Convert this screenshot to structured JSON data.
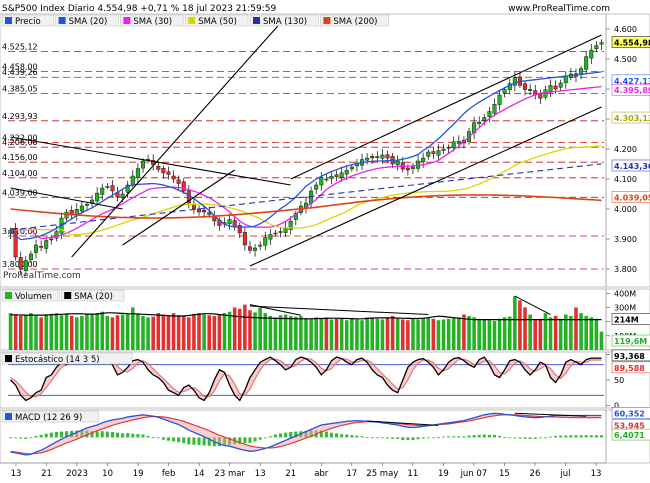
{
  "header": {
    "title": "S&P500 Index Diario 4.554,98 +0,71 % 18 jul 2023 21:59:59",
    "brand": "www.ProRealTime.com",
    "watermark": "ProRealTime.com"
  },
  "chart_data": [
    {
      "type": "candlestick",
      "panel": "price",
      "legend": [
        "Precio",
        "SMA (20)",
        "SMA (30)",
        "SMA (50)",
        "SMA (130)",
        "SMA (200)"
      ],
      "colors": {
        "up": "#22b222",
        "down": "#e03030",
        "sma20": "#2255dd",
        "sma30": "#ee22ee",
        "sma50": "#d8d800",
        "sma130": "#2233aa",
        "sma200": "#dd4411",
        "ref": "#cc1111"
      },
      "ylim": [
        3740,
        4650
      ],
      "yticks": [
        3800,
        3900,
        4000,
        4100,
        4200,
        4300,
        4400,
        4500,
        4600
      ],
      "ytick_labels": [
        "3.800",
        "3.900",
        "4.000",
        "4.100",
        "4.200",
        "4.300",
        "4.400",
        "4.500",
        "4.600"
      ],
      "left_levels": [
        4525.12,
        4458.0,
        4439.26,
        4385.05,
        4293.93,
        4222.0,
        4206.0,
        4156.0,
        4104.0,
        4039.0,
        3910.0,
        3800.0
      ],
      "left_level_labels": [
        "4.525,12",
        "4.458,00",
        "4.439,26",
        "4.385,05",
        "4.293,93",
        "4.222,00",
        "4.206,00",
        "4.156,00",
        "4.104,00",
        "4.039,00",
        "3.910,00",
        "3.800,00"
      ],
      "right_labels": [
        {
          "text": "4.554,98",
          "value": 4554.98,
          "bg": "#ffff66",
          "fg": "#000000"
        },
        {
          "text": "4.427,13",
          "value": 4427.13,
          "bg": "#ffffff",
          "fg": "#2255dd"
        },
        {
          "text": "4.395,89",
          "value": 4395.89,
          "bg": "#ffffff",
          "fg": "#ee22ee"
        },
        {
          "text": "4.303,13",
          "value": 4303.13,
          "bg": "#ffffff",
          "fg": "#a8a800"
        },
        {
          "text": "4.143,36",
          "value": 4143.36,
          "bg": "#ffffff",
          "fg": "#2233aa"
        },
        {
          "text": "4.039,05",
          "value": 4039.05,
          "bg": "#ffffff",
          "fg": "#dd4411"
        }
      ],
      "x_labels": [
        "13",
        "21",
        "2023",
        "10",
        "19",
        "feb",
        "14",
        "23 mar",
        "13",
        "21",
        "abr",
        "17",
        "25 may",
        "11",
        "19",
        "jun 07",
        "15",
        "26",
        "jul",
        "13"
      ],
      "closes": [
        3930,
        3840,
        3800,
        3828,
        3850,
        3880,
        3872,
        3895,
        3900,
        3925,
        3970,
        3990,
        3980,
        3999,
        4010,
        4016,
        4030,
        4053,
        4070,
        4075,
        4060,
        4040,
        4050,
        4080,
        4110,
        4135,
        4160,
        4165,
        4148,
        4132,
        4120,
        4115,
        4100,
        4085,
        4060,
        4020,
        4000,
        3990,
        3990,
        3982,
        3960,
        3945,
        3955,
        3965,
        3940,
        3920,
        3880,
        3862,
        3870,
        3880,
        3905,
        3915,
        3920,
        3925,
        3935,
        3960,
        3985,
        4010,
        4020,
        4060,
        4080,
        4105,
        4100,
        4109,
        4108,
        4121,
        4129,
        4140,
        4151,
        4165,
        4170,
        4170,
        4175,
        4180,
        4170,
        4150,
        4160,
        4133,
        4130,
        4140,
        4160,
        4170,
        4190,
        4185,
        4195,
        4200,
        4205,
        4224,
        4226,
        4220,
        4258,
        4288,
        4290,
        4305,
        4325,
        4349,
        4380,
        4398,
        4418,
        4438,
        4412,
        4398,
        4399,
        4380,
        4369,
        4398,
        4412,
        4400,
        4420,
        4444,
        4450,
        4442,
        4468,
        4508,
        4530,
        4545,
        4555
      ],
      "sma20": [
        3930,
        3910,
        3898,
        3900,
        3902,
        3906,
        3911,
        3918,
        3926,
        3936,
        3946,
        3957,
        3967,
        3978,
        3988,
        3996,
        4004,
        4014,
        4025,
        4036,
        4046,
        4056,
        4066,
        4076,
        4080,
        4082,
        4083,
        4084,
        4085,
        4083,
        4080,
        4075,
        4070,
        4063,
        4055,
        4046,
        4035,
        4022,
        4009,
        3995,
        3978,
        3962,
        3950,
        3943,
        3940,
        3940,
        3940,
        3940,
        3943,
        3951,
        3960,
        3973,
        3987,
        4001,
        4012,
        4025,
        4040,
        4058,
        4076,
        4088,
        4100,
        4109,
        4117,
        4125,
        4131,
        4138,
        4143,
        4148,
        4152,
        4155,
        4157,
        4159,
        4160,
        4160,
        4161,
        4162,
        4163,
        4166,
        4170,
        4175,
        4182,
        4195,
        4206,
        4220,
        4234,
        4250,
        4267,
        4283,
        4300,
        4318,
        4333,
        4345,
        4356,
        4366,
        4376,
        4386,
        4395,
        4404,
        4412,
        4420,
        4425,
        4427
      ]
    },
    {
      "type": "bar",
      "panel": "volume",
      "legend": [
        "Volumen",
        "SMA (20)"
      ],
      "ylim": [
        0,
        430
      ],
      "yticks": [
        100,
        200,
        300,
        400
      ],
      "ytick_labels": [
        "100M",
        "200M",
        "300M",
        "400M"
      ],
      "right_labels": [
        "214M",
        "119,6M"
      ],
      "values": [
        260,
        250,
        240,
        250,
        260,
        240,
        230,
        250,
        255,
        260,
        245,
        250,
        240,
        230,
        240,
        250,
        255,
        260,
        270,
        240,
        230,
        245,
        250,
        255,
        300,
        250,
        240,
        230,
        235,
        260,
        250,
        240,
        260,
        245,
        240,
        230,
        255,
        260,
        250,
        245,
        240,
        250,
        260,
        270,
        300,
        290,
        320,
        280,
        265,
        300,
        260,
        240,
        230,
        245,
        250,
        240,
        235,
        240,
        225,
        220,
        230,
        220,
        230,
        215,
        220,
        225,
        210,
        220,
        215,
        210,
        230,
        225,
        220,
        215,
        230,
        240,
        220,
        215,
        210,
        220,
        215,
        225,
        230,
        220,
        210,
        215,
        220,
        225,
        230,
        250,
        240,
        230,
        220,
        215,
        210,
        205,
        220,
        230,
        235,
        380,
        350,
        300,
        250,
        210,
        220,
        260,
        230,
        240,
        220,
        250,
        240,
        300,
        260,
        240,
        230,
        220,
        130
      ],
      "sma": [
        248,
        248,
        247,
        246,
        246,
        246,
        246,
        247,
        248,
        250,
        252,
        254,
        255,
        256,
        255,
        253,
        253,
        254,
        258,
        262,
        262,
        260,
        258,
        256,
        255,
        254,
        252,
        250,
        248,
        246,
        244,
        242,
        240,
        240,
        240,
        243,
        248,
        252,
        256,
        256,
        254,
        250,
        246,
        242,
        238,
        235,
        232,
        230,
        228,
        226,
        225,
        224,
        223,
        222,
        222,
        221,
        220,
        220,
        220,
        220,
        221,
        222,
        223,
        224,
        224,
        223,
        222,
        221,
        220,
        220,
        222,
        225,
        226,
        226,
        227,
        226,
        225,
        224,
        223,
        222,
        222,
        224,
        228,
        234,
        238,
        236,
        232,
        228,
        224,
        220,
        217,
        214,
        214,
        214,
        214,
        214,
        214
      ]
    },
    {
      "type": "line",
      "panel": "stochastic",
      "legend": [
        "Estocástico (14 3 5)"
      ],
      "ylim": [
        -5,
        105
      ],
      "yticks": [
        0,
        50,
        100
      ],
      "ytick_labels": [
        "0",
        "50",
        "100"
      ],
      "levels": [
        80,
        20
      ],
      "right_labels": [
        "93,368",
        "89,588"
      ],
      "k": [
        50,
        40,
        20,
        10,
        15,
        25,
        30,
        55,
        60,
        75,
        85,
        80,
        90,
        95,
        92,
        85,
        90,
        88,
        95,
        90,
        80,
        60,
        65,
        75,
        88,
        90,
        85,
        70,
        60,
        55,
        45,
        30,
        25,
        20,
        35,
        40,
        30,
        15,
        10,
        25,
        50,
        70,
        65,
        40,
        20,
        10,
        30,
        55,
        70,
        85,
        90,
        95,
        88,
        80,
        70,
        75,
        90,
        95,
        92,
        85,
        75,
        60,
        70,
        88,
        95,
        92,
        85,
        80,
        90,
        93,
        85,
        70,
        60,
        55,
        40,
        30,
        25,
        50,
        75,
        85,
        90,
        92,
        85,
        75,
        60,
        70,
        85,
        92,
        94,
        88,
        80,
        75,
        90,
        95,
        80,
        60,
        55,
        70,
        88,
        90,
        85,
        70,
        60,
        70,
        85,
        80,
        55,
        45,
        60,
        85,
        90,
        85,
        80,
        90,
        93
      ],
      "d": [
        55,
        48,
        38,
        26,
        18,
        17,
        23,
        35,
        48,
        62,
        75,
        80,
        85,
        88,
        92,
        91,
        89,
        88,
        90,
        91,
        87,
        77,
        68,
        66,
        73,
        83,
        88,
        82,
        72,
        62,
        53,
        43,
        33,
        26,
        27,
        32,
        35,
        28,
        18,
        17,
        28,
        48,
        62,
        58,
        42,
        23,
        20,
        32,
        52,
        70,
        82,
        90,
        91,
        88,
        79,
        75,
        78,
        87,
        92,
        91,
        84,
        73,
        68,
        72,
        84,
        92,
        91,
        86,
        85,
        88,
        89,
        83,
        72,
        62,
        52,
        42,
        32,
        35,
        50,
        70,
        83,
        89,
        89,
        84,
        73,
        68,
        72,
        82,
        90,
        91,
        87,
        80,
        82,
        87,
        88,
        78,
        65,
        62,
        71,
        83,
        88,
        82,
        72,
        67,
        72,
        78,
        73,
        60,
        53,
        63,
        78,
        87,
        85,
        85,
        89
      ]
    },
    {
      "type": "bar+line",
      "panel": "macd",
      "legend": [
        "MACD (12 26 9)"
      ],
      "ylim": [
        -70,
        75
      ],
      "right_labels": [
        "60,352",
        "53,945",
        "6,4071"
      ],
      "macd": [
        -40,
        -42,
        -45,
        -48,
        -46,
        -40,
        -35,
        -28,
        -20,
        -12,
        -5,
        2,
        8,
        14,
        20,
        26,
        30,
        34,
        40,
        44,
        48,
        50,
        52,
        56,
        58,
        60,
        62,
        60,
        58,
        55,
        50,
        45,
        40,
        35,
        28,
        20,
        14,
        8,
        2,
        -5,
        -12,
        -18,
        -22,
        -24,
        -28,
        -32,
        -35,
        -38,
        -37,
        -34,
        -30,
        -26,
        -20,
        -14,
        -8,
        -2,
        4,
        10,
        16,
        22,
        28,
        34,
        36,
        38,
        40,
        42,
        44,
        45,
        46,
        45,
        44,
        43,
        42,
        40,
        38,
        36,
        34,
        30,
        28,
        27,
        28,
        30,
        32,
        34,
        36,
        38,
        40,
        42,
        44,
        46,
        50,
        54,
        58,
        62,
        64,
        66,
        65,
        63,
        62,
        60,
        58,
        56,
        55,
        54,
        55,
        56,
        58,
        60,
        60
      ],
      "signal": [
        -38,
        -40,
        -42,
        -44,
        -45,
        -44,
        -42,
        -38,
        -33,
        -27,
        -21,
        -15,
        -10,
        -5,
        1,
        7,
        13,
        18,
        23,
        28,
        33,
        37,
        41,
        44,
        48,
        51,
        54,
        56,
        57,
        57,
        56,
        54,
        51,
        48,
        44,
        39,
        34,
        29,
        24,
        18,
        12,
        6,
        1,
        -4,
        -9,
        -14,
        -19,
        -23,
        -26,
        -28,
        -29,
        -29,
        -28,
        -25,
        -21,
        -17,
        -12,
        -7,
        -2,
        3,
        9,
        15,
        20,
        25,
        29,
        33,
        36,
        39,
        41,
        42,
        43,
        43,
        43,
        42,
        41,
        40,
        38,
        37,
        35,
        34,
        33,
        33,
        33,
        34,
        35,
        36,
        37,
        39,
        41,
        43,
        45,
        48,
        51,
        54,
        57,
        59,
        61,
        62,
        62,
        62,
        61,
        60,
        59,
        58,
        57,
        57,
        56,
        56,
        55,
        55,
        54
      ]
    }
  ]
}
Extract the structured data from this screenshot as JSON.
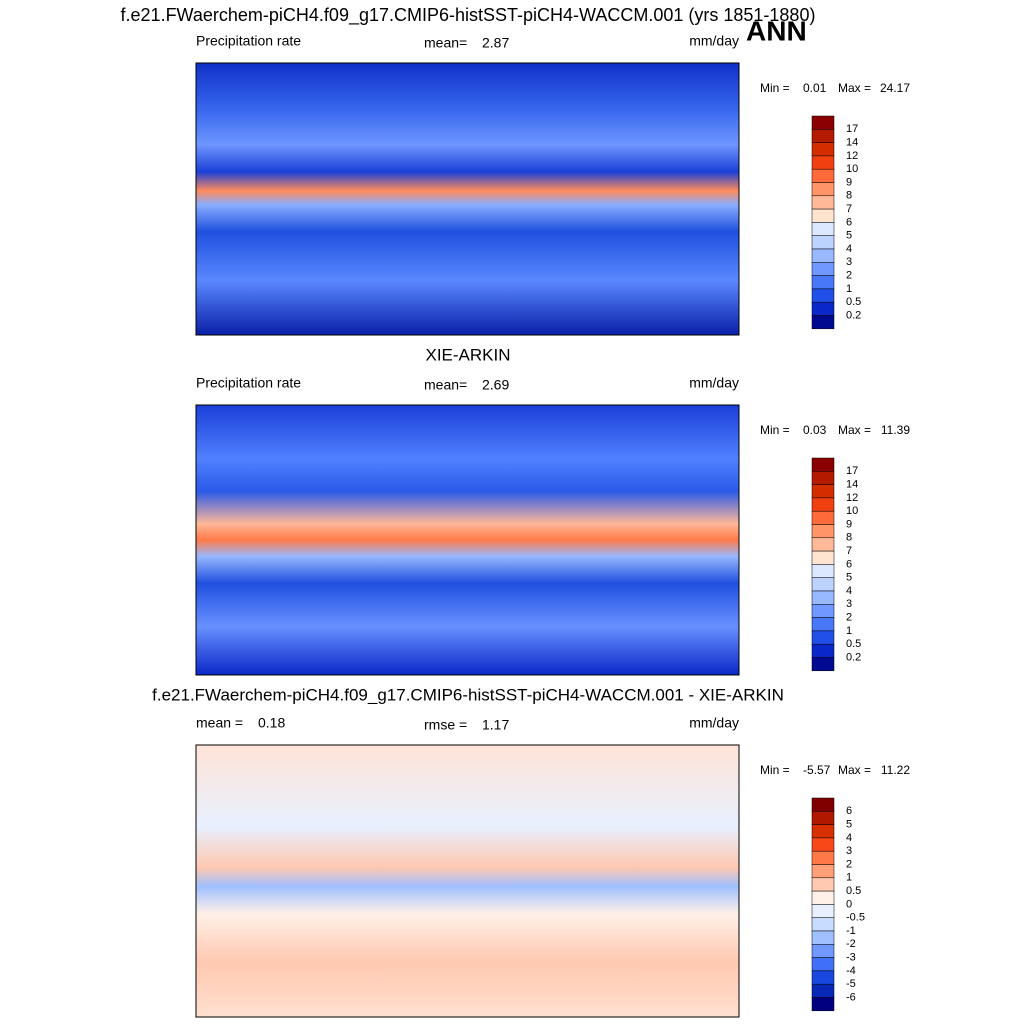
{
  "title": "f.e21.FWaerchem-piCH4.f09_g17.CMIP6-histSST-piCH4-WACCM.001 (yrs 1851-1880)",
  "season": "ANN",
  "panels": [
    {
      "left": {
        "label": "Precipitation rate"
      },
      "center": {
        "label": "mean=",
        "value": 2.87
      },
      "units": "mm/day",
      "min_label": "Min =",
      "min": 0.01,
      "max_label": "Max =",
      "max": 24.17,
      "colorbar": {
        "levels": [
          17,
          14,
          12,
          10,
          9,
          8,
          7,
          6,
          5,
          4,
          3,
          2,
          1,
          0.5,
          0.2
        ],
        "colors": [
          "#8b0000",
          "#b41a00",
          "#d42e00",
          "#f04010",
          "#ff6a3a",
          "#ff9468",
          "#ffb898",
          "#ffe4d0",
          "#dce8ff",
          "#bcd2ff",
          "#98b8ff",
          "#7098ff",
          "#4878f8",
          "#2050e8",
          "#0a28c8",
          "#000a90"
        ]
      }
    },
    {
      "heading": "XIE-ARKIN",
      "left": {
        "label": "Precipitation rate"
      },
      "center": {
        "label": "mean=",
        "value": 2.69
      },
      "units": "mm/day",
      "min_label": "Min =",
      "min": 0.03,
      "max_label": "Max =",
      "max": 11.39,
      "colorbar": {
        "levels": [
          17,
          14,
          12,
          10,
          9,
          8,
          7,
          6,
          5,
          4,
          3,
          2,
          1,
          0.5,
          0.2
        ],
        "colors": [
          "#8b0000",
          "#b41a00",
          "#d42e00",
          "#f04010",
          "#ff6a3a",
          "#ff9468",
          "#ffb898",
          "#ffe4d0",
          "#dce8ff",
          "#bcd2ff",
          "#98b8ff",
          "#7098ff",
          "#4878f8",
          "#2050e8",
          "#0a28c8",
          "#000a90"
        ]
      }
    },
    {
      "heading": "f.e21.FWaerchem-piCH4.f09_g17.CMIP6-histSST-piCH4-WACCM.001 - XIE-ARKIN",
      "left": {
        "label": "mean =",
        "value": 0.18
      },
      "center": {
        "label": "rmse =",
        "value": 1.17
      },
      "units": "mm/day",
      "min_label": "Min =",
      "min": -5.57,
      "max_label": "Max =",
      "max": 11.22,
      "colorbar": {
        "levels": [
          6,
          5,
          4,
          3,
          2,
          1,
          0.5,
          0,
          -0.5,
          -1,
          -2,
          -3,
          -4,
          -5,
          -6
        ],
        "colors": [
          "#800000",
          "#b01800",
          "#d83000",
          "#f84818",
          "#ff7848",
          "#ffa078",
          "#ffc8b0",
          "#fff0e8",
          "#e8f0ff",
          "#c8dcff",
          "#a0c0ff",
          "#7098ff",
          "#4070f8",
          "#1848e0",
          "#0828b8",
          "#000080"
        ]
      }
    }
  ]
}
--
| Your goal |
Return every line above that contains the word "this".

| Task output |
Convert this screenshot to structured JSON data.
Extract the structured data from this screenshot as JSON.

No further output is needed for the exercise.